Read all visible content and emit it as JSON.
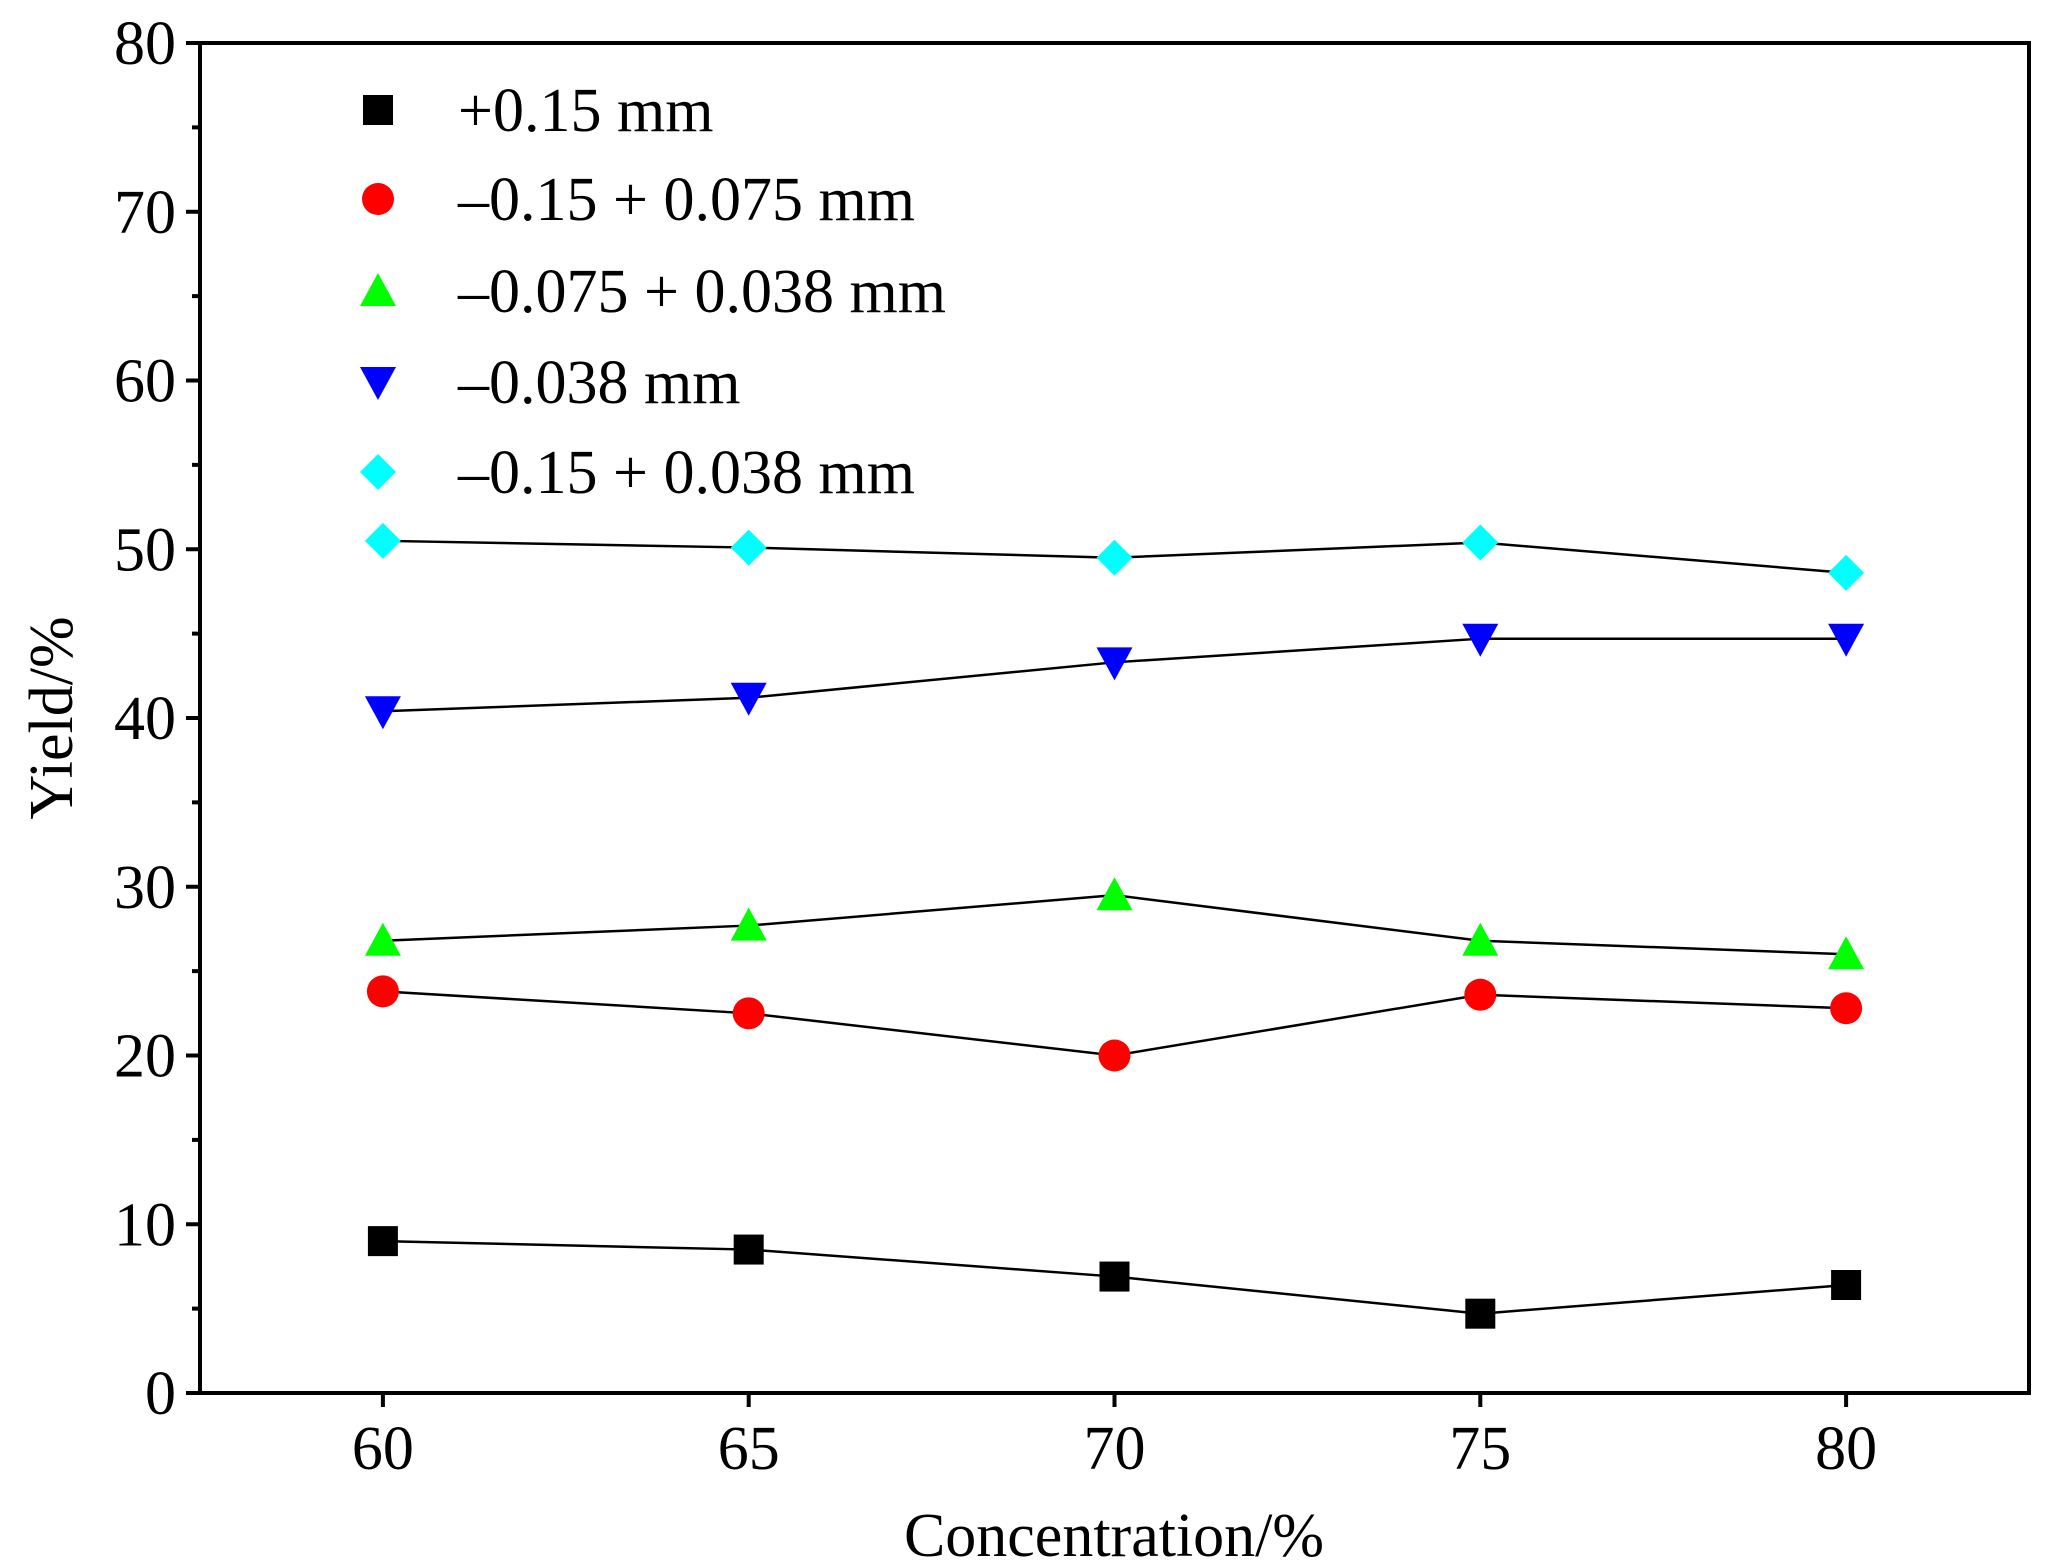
{
  "chart_data": {
    "type": "line",
    "title": "",
    "xlabel": "Concentration/%",
    "ylabel": "Yield/%",
    "xlim": [
      57.5,
      82.5
    ],
    "ylim": [
      0,
      80
    ],
    "x_ticks": [
      60,
      65,
      70,
      75,
      80
    ],
    "y_ticks": [
      0,
      10,
      20,
      30,
      40,
      50,
      60,
      70,
      80
    ],
    "y_minor_ticks": [
      5,
      15,
      25,
      35,
      45,
      55,
      65,
      75
    ],
    "grid": false,
    "legend_position": "top-left",
    "x": [
      60,
      65,
      70,
      75,
      80
    ],
    "series": [
      {
        "name": "+0.15 mm",
        "marker": "square",
        "color": "#000000",
        "values": [
          9.0,
          8.5,
          6.9,
          4.7,
          6.4
        ]
      },
      {
        "name": "–0.15 + 0.075 mm",
        "marker": "circle",
        "color": "#ff0000",
        "values": [
          23.8,
          22.5,
          20.0,
          23.6,
          22.8
        ]
      },
      {
        "name": "–0.075 + 0.038 mm",
        "marker": "triangle-up",
        "color": "#00ff00",
        "values": [
          26.8,
          27.7,
          29.5,
          26.8,
          26.0
        ]
      },
      {
        "name": "–0.038 mm",
        "marker": "triangle-down",
        "color": "#0000ff",
        "values": [
          40.4,
          41.2,
          43.3,
          44.7,
          44.7
        ]
      },
      {
        "name": "–0.15 + 0.038 mm",
        "marker": "diamond",
        "color": "#00ffff",
        "values": [
          50.5,
          50.1,
          49.5,
          50.4,
          48.6
        ]
      }
    ]
  }
}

**Exercise details:** Output a faithful copy of the data, with each picture left out.

**The result:**
Read all visible content and emit it as JSON.
{
  "chart_data": {
    "type": "line",
    "title": "",
    "xlabel": "Concentration/%",
    "ylabel": "Yield/%",
    "xlim": [
      57.5,
      82.5
    ],
    "ylim": [
      0,
      80
    ],
    "x_ticks": [
      60,
      65,
      70,
      75,
      80
    ],
    "y_ticks": [
      0,
      10,
      20,
      30,
      40,
      50,
      60,
      70,
      80
    ],
    "y_minor_ticks": [
      5,
      15,
      25,
      35,
      45,
      55,
      65,
      75
    ],
    "grid": false,
    "legend_position": "top-left",
    "x": [
      60,
      65,
      70,
      75,
      80
    ],
    "series": [
      {
        "name": "+0.15 mm",
        "marker": "square",
        "color": "#000000",
        "values": [
          9.0,
          8.5,
          6.9,
          4.7,
          6.4
        ]
      },
      {
        "name": "–0.15 + 0.075 mm",
        "marker": "circle",
        "color": "#ff0000",
        "values": [
          23.8,
          22.5,
          20.0,
          23.6,
          22.8
        ]
      },
      {
        "name": "–0.075 + 0.038 mm",
        "marker": "triangle-up",
        "color": "#00ff00",
        "values": [
          26.8,
          27.7,
          29.5,
          26.8,
          26.0
        ]
      },
      {
        "name": "–0.038 mm",
        "marker": "triangle-down",
        "color": "#0000ff",
        "values": [
          40.4,
          41.2,
          43.3,
          44.7,
          44.7
        ]
      },
      {
        "name": "–0.15 + 0.038 mm",
        "marker": "diamond",
        "color": "#00ffff",
        "values": [
          50.5,
          50.1,
          49.5,
          50.4,
          48.6
        ]
      }
    ]
  }
}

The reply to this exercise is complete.